(THE TASK) Can you output the records below exactly as they are written?

(RECORDS FOR THE TASK)
────────────────────────────────────────

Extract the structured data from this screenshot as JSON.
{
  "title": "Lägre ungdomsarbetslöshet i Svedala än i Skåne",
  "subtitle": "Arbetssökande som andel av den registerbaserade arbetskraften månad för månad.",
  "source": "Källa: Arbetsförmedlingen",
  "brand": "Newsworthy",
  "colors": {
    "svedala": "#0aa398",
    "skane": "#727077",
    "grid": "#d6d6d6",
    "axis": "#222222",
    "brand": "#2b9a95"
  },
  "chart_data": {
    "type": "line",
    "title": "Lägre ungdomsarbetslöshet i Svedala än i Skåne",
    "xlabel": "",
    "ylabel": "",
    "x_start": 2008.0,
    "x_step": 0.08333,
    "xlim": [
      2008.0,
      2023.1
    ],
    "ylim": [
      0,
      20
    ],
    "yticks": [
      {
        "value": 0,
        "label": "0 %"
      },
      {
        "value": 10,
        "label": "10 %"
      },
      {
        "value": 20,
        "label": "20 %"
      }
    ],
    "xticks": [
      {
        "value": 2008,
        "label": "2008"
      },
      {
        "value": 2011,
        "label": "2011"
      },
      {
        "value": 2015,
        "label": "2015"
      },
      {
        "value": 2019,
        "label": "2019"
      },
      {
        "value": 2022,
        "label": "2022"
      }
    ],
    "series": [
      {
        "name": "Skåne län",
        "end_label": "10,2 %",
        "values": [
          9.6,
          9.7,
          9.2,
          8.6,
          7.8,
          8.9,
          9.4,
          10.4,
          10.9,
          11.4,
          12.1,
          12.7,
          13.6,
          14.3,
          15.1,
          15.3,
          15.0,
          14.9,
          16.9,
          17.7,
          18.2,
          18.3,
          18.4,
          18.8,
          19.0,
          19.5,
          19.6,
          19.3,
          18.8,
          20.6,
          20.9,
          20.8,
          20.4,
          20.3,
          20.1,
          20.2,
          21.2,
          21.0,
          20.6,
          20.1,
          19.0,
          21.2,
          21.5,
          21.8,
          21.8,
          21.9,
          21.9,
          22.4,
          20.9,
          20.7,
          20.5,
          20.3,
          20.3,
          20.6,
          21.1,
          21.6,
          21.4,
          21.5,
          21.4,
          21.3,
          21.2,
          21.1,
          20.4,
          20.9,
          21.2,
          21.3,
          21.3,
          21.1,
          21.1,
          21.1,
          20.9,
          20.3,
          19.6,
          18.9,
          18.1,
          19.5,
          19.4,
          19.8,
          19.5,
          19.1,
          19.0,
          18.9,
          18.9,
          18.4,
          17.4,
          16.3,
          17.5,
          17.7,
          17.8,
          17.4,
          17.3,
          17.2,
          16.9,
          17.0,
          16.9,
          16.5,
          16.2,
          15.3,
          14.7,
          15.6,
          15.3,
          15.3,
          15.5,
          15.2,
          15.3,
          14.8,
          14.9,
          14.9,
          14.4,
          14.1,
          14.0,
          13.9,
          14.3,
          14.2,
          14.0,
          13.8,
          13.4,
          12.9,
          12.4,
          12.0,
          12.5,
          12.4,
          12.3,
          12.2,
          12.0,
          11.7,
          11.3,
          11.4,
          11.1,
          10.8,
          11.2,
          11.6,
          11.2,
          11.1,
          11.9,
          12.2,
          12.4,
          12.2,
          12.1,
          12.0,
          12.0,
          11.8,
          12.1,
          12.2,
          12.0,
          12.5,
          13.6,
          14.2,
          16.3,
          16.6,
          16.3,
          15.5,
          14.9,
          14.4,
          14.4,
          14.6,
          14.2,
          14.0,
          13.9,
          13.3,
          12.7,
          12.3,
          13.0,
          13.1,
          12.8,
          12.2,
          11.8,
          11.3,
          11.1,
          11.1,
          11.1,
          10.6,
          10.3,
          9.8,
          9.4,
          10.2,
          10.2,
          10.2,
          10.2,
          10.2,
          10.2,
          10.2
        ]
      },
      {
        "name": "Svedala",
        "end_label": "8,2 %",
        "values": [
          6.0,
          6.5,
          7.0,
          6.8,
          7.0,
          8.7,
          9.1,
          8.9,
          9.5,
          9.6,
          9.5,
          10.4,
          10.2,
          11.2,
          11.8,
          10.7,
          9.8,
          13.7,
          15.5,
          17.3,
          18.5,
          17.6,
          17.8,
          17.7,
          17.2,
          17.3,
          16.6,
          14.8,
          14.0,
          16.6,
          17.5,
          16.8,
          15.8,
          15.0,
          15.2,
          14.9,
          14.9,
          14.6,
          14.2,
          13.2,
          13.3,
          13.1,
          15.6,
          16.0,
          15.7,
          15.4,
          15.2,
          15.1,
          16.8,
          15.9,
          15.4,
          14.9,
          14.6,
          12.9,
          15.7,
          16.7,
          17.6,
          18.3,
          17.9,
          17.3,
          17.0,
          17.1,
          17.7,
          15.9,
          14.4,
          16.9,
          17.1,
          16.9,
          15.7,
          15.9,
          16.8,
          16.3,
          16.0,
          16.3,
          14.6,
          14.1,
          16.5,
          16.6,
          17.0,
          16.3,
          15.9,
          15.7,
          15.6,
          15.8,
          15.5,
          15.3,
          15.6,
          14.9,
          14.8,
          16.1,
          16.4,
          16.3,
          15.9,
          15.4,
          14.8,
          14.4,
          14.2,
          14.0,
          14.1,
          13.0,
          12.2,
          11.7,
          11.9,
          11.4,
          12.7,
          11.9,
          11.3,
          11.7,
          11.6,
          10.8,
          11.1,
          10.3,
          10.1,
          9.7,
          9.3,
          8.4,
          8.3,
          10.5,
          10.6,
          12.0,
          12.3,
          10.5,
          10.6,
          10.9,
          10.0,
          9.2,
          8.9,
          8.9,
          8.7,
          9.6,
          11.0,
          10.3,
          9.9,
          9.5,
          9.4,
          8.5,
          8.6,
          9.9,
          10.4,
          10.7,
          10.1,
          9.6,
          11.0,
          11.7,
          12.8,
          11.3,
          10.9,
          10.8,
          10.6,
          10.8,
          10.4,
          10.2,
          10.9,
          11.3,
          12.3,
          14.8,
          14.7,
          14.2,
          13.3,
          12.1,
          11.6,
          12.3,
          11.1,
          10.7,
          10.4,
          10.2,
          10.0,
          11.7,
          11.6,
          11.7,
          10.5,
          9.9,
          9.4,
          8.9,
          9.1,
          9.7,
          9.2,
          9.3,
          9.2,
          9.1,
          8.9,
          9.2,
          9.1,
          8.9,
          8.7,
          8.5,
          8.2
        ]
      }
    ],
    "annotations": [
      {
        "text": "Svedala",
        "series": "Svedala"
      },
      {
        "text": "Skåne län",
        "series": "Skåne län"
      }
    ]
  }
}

────────────────────────────────────────

(THE REPLY)
Extract the structured data from this screenshot as JSON.
{
  "title": "Lägre ungdomsarbetslöshet i Svedala än i Skåne",
  "subtitle": "Arbetssökande som andel av den registerbaserade arbetskraften månad för månad.",
  "source": "Källa: Arbetsförmedlingen",
  "brand": "Newsworthy",
  "colors": {
    "svedala": "#0aa398",
    "skane": "#727077",
    "grid": "#d6d6d6",
    "axis": "#222222",
    "brand": "#2b9a95"
  },
  "chart_data": {
    "type": "line",
    "title": "Lägre ungdomsarbetslöshet i Svedala än i Skåne",
    "xlabel": "",
    "ylabel": "",
    "x_start": 2008.0,
    "x_step": 0.08333,
    "xlim": [
      2008.0,
      2023.1
    ],
    "ylim": [
      0,
      20
    ],
    "yticks": [
      {
        "value": 0,
        "label": "0 %"
      },
      {
        "value": 10,
        "label": "10 %"
      },
      {
        "value": 20,
        "label": "20 %"
      }
    ],
    "xticks": [
      {
        "value": 2008,
        "label": "2008"
      },
      {
        "value": 2011,
        "label": "2011"
      },
      {
        "value": 2015,
        "label": "2015"
      },
      {
        "value": 2019,
        "label": "2019"
      },
      {
        "value": 2022,
        "label": "2022"
      }
    ],
    "series": [
      {
        "name": "Skåne län",
        "end_label": "10,2 %",
        "values": [
          9.6,
          9.7,
          9.2,
          8.6,
          7.8,
          8.9,
          9.4,
          10.4,
          10.9,
          11.4,
          12.1,
          12.7,
          13.6,
          14.3,
          15.1,
          15.3,
          15.0,
          14.9,
          16.9,
          17.7,
          18.2,
          18.3,
          18.4,
          18.8,
          19.0,
          19.5,
          19.6,
          19.3,
          18.8,
          20.6,
          20.9,
          20.8,
          20.4,
          20.3,
          20.1,
          20.2,
          21.2,
          21.0,
          20.6,
          20.1,
          19.0,
          21.2,
          21.5,
          21.8,
          21.8,
          21.9,
          21.9,
          22.4,
          20.9,
          20.7,
          20.5,
          20.3,
          20.3,
          20.6,
          21.1,
          21.6,
          21.4,
          21.5,
          21.4,
          21.3,
          21.2,
          21.1,
          20.4,
          20.9,
          21.2,
          21.3,
          21.3,
          21.1,
          21.1,
          21.1,
          20.9,
          20.3,
          19.6,
          18.9,
          18.1,
          19.5,
          19.4,
          19.8,
          19.5,
          19.1,
          19.0,
          18.9,
          18.9,
          18.4,
          17.4,
          16.3,
          17.5,
          17.7,
          17.8,
          17.4,
          17.3,
          17.2,
          16.9,
          17.0,
          16.9,
          16.5,
          16.2,
          15.3,
          14.7,
          15.6,
          15.3,
          15.3,
          15.5,
          15.2,
          15.3,
          14.8,
          14.9,
          14.9,
          14.4,
          14.1,
          14.0,
          13.9,
          14.3,
          14.2,
          14.0,
          13.8,
          13.4,
          12.9,
          12.4,
          12.0,
          12.5,
          12.4,
          12.3,
          12.2,
          12.0,
          11.7,
          11.3,
          11.4,
          11.1,
          10.8,
          11.2,
          11.6,
          11.2,
          11.1,
          11.9,
          12.2,
          12.4,
          12.2,
          12.1,
          12.0,
          12.0,
          11.8,
          12.1,
          12.2,
          12.0,
          12.5,
          13.6,
          14.2,
          16.3,
          16.6,
          16.3,
          15.5,
          14.9,
          14.4,
          14.4,
          14.6,
          14.2,
          14.0,
          13.9,
          13.3,
          12.7,
          12.3,
          13.0,
          13.1,
          12.8,
          12.2,
          11.8,
          11.3,
          11.1,
          11.1,
          11.1,
          10.6,
          10.3,
          9.8,
          9.4,
          10.2,
          10.2,
          10.2,
          10.2,
          10.2,
          10.2,
          10.2
        ]
      },
      {
        "name": "Svedala",
        "end_label": "8,2 %",
        "values": [
          6.0,
          6.5,
          7.0,
          6.8,
          7.0,
          8.7,
          9.1,
          8.9,
          9.5,
          9.6,
          9.5,
          10.4,
          10.2,
          11.2,
          11.8,
          10.7,
          9.8,
          13.7,
          15.5,
          17.3,
          18.5,
          17.6,
          17.8,
          17.7,
          17.2,
          17.3,
          16.6,
          14.8,
          14.0,
          16.6,
          17.5,
          16.8,
          15.8,
          15.0,
          15.2,
          14.9,
          14.9,
          14.6,
          14.2,
          13.2,
          13.3,
          13.1,
          15.6,
          16.0,
          15.7,
          15.4,
          15.2,
          15.1,
          16.8,
          15.9,
          15.4,
          14.9,
          14.6,
          12.9,
          15.7,
          16.7,
          17.6,
          18.3,
          17.9,
          17.3,
          17.0,
          17.1,
          17.7,
          15.9,
          14.4,
          16.9,
          17.1,
          16.9,
          15.7,
          15.9,
          16.8,
          16.3,
          16.0,
          16.3,
          14.6,
          14.1,
          16.5,
          16.6,
          17.0,
          16.3,
          15.9,
          15.7,
          15.6,
          15.8,
          15.5,
          15.3,
          15.6,
          14.9,
          14.8,
          16.1,
          16.4,
          16.3,
          15.9,
          15.4,
          14.8,
          14.4,
          14.2,
          14.0,
          14.1,
          13.0,
          12.2,
          11.7,
          11.9,
          11.4,
          12.7,
          11.9,
          11.3,
          11.7,
          11.6,
          10.8,
          11.1,
          10.3,
          10.1,
          9.7,
          9.3,
          8.4,
          8.3,
          10.5,
          10.6,
          12.0,
          12.3,
          10.5,
          10.6,
          10.9,
          10.0,
          9.2,
          8.9,
          8.9,
          8.7,
          9.6,
          11.0,
          10.3,
          9.9,
          9.5,
          9.4,
          8.5,
          8.6,
          9.9,
          10.4,
          10.7,
          10.1,
          9.6,
          11.0,
          11.7,
          12.8,
          11.3,
          10.9,
          10.8,
          10.6,
          10.8,
          10.4,
          10.2,
          10.9,
          11.3,
          12.3,
          14.8,
          14.7,
          14.2,
          13.3,
          12.1,
          11.6,
          12.3,
          11.1,
          10.7,
          10.4,
          10.2,
          10.0,
          11.7,
          11.6,
          11.7,
          10.5,
          9.9,
          9.4,
          8.9,
          9.1,
          9.7,
          9.2,
          9.3,
          9.2,
          9.1,
          8.9,
          9.2,
          9.1,
          8.9,
          8.7,
          8.5,
          8.2
        ]
      }
    ],
    "annotations": [
      {
        "text": "Svedala",
        "series": "Svedala"
      },
      {
        "text": "Skåne län",
        "series": "Skåne län"
      }
    ]
  }
}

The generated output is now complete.